(Dataset entries on figures)
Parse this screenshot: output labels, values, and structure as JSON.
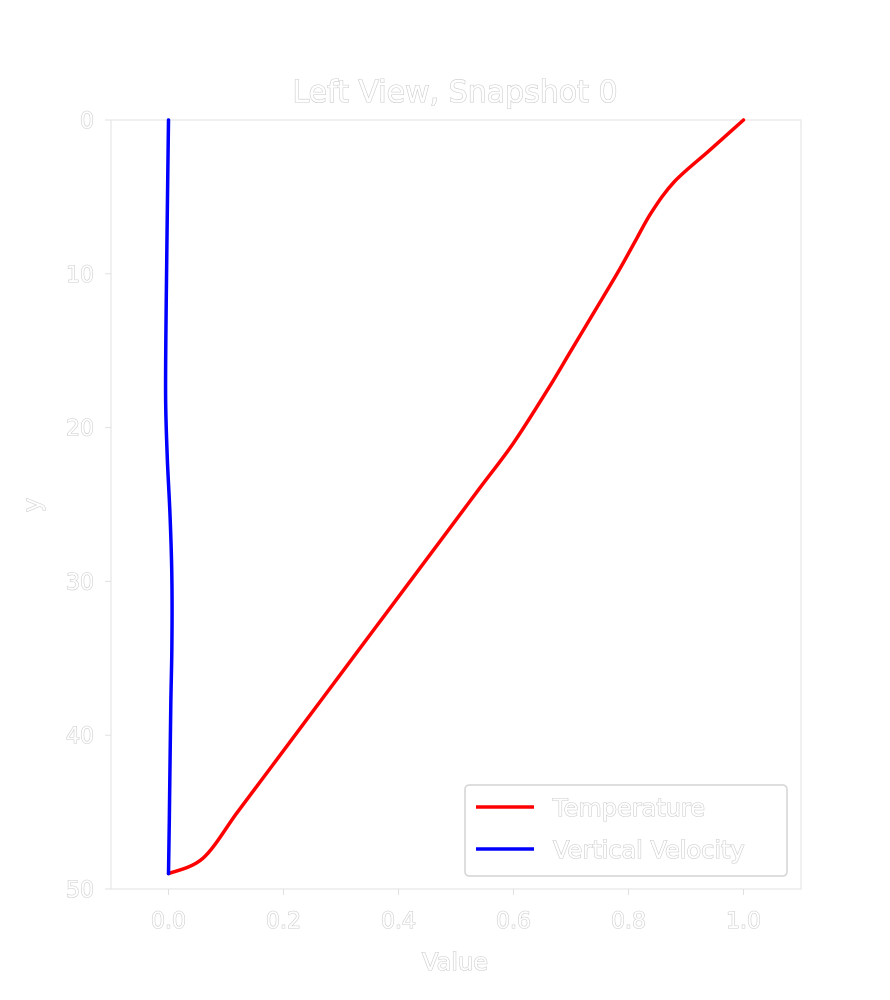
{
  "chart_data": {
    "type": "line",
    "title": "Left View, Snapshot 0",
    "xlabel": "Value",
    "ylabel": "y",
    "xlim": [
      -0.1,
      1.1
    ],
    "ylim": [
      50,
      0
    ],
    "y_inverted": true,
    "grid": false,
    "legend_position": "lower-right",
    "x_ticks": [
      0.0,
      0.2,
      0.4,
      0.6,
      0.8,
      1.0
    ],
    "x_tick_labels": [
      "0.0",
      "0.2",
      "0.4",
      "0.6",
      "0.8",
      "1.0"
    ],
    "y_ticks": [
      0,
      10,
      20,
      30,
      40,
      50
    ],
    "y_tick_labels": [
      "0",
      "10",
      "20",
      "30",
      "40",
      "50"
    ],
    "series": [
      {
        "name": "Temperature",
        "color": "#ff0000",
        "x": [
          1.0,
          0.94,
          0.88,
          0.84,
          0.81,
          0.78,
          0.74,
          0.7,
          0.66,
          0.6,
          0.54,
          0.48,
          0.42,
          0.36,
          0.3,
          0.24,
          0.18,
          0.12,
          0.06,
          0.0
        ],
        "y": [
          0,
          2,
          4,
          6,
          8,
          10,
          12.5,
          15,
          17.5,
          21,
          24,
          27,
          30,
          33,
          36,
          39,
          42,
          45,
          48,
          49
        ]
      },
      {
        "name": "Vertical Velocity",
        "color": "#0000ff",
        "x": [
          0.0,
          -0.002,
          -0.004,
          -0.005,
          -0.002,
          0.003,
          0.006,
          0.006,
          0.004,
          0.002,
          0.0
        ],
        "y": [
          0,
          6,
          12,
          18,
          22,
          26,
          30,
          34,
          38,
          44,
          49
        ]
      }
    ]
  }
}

### Task directions:
Pull out every line in the data above that has the word "name".

### Full answer:
        "name": "Temperature",
        "name": "Vertical Velocity",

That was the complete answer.